* AIM
From the entries that follow, gather each line holding the word "Radiation".

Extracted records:
------------------------------

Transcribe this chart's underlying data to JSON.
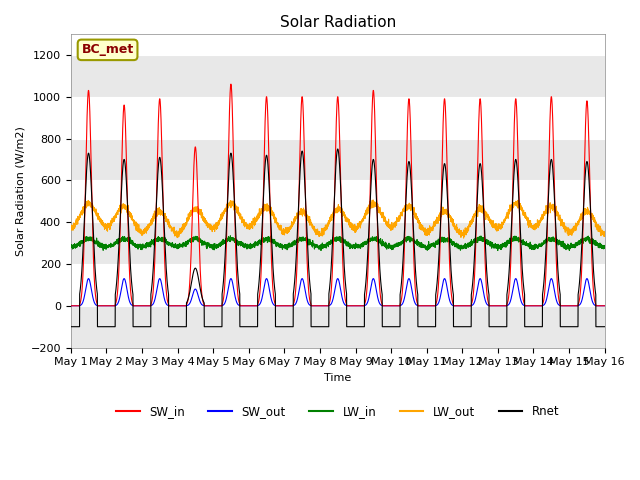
{
  "title": "Solar Radiation",
  "ylabel": "Solar Radiation (W/m2)",
  "xlabel": "Time",
  "ylim": [
    -200,
    1300
  ],
  "yticks": [
    -200,
    0,
    200,
    400,
    600,
    800,
    1000,
    1200
  ],
  "days": 15,
  "points_per_day": 288,
  "month": "May",
  "annotation_text": "BC_met",
  "annotation_color": "#8B0000",
  "annotation_bg": "#FFFFCC",
  "annotation_border": "#999900",
  "line_colors": {
    "SW_in": "red",
    "SW_out": "blue",
    "LW_in": "green",
    "LW_out": "orange",
    "Rnet": "black"
  },
  "SW_in_peaks": [
    1030,
    960,
    990,
    760,
    1060,
    1000,
    1000,
    1000,
    1030,
    990,
    990,
    990,
    990,
    1000,
    980
  ],
  "SW_out_peaks": [
    130,
    130,
    130,
    80,
    130,
    130,
    130,
    130,
    130,
    130,
    130,
    130,
    130,
    130,
    130
  ],
  "LW_in_base": 280,
  "LW_out_base": 350,
  "LW_out_drop": 330,
  "Rnet_peaks": [
    730,
    700,
    710,
    180,
    730,
    720,
    740,
    750,
    700,
    690,
    680,
    680,
    700,
    700,
    690
  ],
  "Rnet_night": -100,
  "background_color": "#FFFFFF",
  "plot_bg_color": "#FFFFFF",
  "grid_color": "#DDDDDD",
  "tick_label_size": 8,
  "legend_entries": [
    "SW_in",
    "SW_out",
    "LW_in",
    "LW_out",
    "Rnet"
  ]
}
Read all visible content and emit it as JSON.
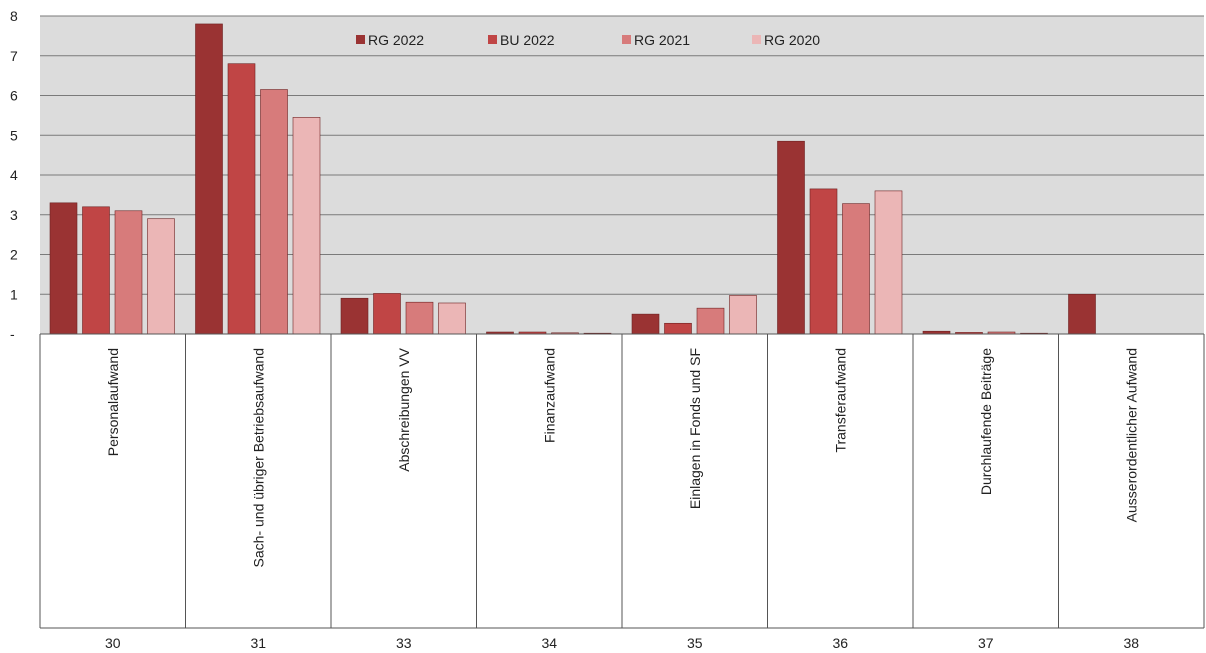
{
  "chart_data": {
    "type": "bar",
    "categories": [
      "Personalaufwand",
      "Sach- und übriger Betriebsaufwand",
      "Abschreibungen VV",
      "Finanzaufwand",
      "Einlagen in Fonds und SF",
      "Transferaufwand",
      "Durchlaufende Beiträge",
      "Ausserordentlicher Aufwand"
    ],
    "codes": [
      "30",
      "31",
      "33",
      "34",
      "35",
      "36",
      "37",
      "38"
    ],
    "series": [
      {
        "name": "RG 2022",
        "color": "#9a3333",
        "values": [
          3.3,
          7.8,
          0.9,
          0.05,
          0.5,
          4.85,
          0.07,
          1.0
        ]
      },
      {
        "name": "BU 2022",
        "color": "#c04545",
        "values": [
          3.2,
          6.8,
          1.02,
          0.05,
          0.27,
          3.65,
          0.04,
          0.0
        ]
      },
      {
        "name": "RG 2021",
        "color": "#d77b7b",
        "values": [
          3.1,
          6.15,
          0.8,
          0.03,
          0.65,
          3.28,
          0.05,
          0.0
        ]
      },
      {
        "name": "RG 2020",
        "color": "#ebb6b6",
        "values": [
          2.9,
          5.45,
          0.78,
          0.02,
          0.97,
          3.6,
          0.02,
          0.0
        ]
      }
    ],
    "y_ticks": [
      "-",
      "1",
      "2",
      "3",
      "4",
      "5",
      "6",
      "7",
      "8"
    ],
    "ylim": [
      0,
      8
    ],
    "grid": true,
    "legend_position": "top-center"
  }
}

------------------------------

* TASK SOLUTION
  "title": "Solar Radiation",
  "ylabel": "Solar Radiation (W/m2)",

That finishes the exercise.